--- start Material shown ---
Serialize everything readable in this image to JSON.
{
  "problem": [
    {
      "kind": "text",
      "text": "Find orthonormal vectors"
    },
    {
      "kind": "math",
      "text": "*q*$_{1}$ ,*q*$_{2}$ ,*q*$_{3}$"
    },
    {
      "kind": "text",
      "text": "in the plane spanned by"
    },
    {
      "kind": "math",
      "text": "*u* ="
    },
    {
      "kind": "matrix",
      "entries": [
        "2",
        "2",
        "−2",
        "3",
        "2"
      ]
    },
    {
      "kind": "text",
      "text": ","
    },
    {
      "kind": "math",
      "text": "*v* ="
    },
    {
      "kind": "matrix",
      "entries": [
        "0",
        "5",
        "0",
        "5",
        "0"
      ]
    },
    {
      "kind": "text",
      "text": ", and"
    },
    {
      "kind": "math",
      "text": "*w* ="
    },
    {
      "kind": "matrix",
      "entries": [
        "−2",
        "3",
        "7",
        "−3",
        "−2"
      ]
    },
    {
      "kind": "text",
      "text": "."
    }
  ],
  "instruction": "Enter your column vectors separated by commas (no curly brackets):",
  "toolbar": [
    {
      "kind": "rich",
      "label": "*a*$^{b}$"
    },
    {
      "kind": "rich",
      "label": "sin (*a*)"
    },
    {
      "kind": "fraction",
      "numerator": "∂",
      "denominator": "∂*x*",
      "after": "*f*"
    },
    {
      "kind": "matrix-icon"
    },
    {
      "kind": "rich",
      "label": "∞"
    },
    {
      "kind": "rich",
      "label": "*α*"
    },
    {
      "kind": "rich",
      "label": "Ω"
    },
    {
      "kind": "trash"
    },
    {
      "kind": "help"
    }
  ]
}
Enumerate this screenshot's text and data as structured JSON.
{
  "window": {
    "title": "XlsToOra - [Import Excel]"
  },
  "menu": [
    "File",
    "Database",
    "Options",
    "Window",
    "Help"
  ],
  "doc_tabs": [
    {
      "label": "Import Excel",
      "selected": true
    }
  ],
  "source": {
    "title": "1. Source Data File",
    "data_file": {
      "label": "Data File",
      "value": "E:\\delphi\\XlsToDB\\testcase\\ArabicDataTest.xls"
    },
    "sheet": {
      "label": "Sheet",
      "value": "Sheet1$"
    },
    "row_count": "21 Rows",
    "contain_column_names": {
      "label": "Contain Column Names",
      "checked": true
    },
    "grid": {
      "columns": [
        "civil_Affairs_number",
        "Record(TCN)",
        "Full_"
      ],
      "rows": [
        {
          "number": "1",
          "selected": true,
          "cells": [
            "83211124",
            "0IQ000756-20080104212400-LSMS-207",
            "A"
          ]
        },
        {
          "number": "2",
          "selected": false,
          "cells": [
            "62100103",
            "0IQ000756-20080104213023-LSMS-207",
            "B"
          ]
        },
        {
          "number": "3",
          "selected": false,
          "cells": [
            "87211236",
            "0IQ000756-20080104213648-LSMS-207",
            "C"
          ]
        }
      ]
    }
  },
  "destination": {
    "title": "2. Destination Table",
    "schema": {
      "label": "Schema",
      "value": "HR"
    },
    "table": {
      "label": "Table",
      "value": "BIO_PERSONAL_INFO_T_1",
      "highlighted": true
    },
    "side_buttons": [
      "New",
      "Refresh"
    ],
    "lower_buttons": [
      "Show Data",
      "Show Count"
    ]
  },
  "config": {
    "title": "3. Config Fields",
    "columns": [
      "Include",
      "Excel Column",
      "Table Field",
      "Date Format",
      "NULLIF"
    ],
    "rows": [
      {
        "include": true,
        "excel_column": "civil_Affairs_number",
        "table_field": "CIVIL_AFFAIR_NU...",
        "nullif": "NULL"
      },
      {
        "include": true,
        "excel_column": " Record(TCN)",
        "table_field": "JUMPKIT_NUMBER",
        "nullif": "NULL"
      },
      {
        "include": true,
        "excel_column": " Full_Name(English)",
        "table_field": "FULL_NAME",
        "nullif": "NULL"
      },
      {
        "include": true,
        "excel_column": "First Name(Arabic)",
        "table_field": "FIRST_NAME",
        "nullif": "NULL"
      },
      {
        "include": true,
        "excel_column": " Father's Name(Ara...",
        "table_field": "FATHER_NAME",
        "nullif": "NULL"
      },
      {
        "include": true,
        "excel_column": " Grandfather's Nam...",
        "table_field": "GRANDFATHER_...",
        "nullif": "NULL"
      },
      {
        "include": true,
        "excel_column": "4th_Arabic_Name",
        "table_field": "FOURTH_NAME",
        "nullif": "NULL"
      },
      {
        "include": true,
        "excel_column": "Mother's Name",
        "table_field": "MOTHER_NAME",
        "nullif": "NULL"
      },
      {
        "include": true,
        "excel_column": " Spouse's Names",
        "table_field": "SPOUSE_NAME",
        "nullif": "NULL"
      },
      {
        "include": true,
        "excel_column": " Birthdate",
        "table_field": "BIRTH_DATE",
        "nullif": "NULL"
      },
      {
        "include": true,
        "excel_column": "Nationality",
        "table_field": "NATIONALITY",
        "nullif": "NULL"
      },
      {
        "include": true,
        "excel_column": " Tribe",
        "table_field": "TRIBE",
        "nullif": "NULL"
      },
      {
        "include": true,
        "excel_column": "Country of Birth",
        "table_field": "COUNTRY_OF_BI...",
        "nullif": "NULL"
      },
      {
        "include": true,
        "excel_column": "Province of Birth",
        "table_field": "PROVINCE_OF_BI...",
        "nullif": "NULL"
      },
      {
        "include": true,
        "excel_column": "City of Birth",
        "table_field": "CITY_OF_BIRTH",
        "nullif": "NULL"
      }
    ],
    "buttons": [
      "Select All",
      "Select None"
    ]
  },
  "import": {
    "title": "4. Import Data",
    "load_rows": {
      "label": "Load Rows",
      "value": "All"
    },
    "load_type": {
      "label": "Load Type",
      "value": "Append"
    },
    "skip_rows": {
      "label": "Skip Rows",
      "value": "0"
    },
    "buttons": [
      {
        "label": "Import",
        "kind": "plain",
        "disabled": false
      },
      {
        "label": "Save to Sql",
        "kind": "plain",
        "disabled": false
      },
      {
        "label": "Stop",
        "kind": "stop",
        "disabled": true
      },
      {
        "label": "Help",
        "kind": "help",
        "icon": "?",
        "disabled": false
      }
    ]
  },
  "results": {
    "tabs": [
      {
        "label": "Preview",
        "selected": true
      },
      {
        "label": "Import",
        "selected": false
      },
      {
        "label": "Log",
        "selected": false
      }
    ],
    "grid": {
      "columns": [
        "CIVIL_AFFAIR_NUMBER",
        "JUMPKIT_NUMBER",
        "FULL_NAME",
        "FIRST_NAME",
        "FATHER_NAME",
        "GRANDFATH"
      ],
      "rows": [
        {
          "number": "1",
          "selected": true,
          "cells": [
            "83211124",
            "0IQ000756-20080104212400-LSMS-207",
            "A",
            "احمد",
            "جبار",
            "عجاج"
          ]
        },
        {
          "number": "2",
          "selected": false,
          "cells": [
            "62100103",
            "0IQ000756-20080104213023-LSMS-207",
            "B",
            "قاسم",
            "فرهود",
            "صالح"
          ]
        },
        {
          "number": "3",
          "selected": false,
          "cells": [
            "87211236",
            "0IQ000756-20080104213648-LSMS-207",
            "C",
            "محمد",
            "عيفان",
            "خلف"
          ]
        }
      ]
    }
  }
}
--- end Material shown ---
Given problem: Copy out the whole listing exactly as written.

Problem solution:
Serialize everything readable in this image to JSON.
{
  "problem": [
    {
      "kind": "text",
      "text": "Find orthonormal vectors"
    },
    {
      "kind": "math",
      "text": "*q*$_{1}$ ,*q*$_{2}$ ,*q*$_{3}$"
    },
    {
      "kind": "text",
      "text": "in the plane spanned by"
    },
    {
      "kind": "math",
      "text": "*u* ="
    },
    {
      "kind": "matrix",
      "entries": [
        "2",
        "2",
        "−2",
        "3",
        "2"
      ]
    },
    {
      "kind": "text",
      "text": ","
    },
    {
      "kind": "math",
      "text": "*v* ="
    },
    {
      "kind": "matrix",
      "entries": [
        "0",
        "5",
        "0",
        "5",
        "0"
      ]
    },
    {
      "kind": "text",
      "text": ", and"
    },
    {
      "kind": "math",
      "text": "*w* ="
    },
    {
      "kind": "matrix",
      "entries": [
        "−2",
        "3",
        "7",
        "−3",
        "−2"
      ]
    },
    {
      "kind": "text",
      "text": "."
    }
  ],
  "instruction": "Enter your column vectors separated by commas (no curly brackets):",
  "toolbar": [
    {
      "kind": "rich",
      "label": "*a*$^{b}$"
    },
    {
      "kind": "rich",
      "label": "sin (*a*)"
    },
    {
      "kind": "fraction",
      "numerator": "∂",
      "denominator": "∂*x*",
      "after": "*f*"
    },
    {
      "kind": "matrix-icon"
    },
    {
      "kind": "rich",
      "label": "∞"
    },
    {
      "kind": "rich",
      "label": "*α*"
    },
    {
      "kind": "rich",
      "label": "Ω"
    },
    {
      "kind": "trash"
    },
    {
      "kind": "help"
    }
  ]
}
Enumerate this screenshot's text and data as structured JSON.
{
  "window": {
    "title": "XlsToOra - [Import Excel]"
  },
  "menu": [
    "File",
    "Database",
    "Options",
    "Window",
    "Help"
  ],
  "doc_tabs": [
    {
      "label": "Import Excel",
      "selected": true
    }
  ],
  "source": {
    "title": "1. Source Data File",
    "data_file": {
      "label": "Data File",
      "value": "E:\\delphi\\XlsToDB\\testcase\\ArabicDataTest.xls"
    },
    "sheet": {
      "label": "Sheet",
      "value": "Sheet1$"
    },
    "row_count": "21 Rows",
    "contain_column_names": {
      "label": "Contain Column Names",
      "checked": true
    },
    "grid": {
      "columns": [
        "civil_Affairs_number",
        "Record(TCN)",
        "Full_"
      ],
      "rows": [
        {
          "number": "1",
          "selected": true,
          "cells": [
            "83211124",
            "0IQ000756-20080104212400-LSMS-207",
            "A"
          ]
        },
        {
          "number": "2",
          "selected": false,
          "cells": [
            "62100103",
            "0IQ000756-20080104213023-LSMS-207",
            "B"
          ]
        },
        {
          "number": "3",
          "selected": false,
          "cells": [
            "87211236",
            "0IQ000756-20080104213648-LSMS-207",
            "C"
          ]
        }
      ]
    }
  },
  "destination": {
    "title": "2. Destination Table",
    "schema": {
      "label": "Schema",
      "value": "HR"
    },
    "table": {
      "label": "Table",
      "value": "BIO_PERSONAL_INFO_T_1",
      "highlighted": true
    },
    "side_buttons": [
      "New",
      "Refresh"
    ],
    "lower_buttons": [
      "Show Data",
      "Show Count"
    ]
  },
  "config": {
    "title": "3. Config Fields",
    "columns": [
      "Include",
      "Excel Column",
      "Table Field",
      "Date Format",
      "NULLIF"
    ],
    "rows": [
      {
        "include": true,
        "excel_column": "civil_Affairs_number",
        "table_field": "CIVIL_AFFAIR_NU...",
        "nullif": "NULL"
      },
      {
        "include": true,
        "excel_column": " Record(TCN)",
        "table_field": "JUMPKIT_NUMBER",
        "nullif": "NULL"
      },
      {
        "include": true,
        "excel_column": " Full_Name(English)",
        "table_field": "FULL_NAME",
        "nullif": "NULL"
      },
      {
        "include": true,
        "excel_column": "First Name(Arabic)",
        "table_field": "FIRST_NAME",
        "nullif": "NULL"
      },
      {
        "include": true,
        "excel_column": " Father's Name(Ara...",
        "table_field": "FATHER_NAME",
        "nullif": "NULL"
      },
      {
        "include": true,
        "excel_column": " Grandfather's Nam...",
        "table_field": "GRANDFATHER_...",
        "nullif": "NULL"
      },
      {
        "include": true,
        "excel_column": "4th_Arabic_Name",
        "table_field": "FOURTH_NAME",
        "nullif": "NULL"
      },
      {
        "include": true,
        "excel_column": "Mother's Name",
        "table_field": "MOTHER_NAME",
        "nullif": "NULL"
      },
      {
        "include": true,
        "excel_column": " Spouse's Names",
        "table_field": "SPOUSE_NAME",
        "nullif": "NULL"
      },
      {
        "include": true,
        "excel_column": " Birthdate",
        "table_field": "BIRTH_DATE",
        "nullif": "NULL"
      },
      {
        "include": true,
        "excel_column": "Nationality",
        "table_field": "NATIONALITY",
        "nullif": "NULL"
      },
      {
        "include": true,
        "excel_column": " Tribe",
        "table_field": "TRIBE",
        "nullif": "NULL"
      },
      {
        "include": true,
        "excel_column": "Country of Birth",
        "table_field": "COUNTRY_OF_BI...",
        "nullif": "NULL"
      },
      {
        "include": true,
        "excel_column": "Province of Birth",
        "table_field": "PROVINCE_OF_BI...",
        "nullif": "NULL"
      },
      {
        "include": true,
        "excel_column": "City of Birth",
        "table_field": "CITY_OF_BIRTH",
        "nullif": "NULL"
      }
    ],
    "buttons": [
      "Select All",
      "Select None"
    ]
  },
  "import": {
    "title": "4. Import Data",
    "load_rows": {
      "label": "Load Rows",
      "value": "All"
    },
    "load_type": {
      "label": "Load Type",
      "value": "Append"
    },
    "skip_rows": {
      "label": "Skip Rows",
      "value": "0"
    },
    "buttons": [
      {
        "label": "Import",
        "kind": "plain",
        "disabled": false
      },
      {
        "label": "Save to Sql",
        "kind": "plain",
        "disabled": false
      },
      {
        "label": "Stop",
        "kind": "stop",
        "disabled": true
      },
      {
        "label": "Help",
        "kind": "help",
        "icon": "?",
        "disabled": false
      }
    ]
  },
  "results": {
    "tabs": [
      {
        "label": "Preview",
        "selected": true
      },
      {
        "label": "Import",
        "selected": false
      },
      {
        "label": "Log",
        "selected": false
      }
    ],
    "grid": {
      "columns": [
        "CIVIL_AFFAIR_NUMBER",
        "JUMPKIT_NUMBER",
        "FULL_NAME",
        "FIRST_NAME",
        "FATHER_NAME",
        "GRANDFATH"
      ],
      "rows": [
        {
          "number": "1",
          "selected": true,
          "cells": [
            "83211124",
            "0IQ000756-20080104212400-LSMS-207",
            "A",
            "احمد",
            "جبار",
            "عجاج"
          ]
        },
        {
          "number": "2",
          "selected": false,
          "cells": [
            "62100103",
            "0IQ000756-20080104213023-LSMS-207",
            "B",
            "قاسم",
            "فرهود",
            "صالح"
          ]
        },
        {
          "number": "3",
          "selected": false,
          "cells": [
            "87211236",
            "0IQ000756-20080104213648-LSMS-207",
            "C",
            "محمد",
            "عيفان",
            "خلف"
          ]
        }
      ]
    }
  }
}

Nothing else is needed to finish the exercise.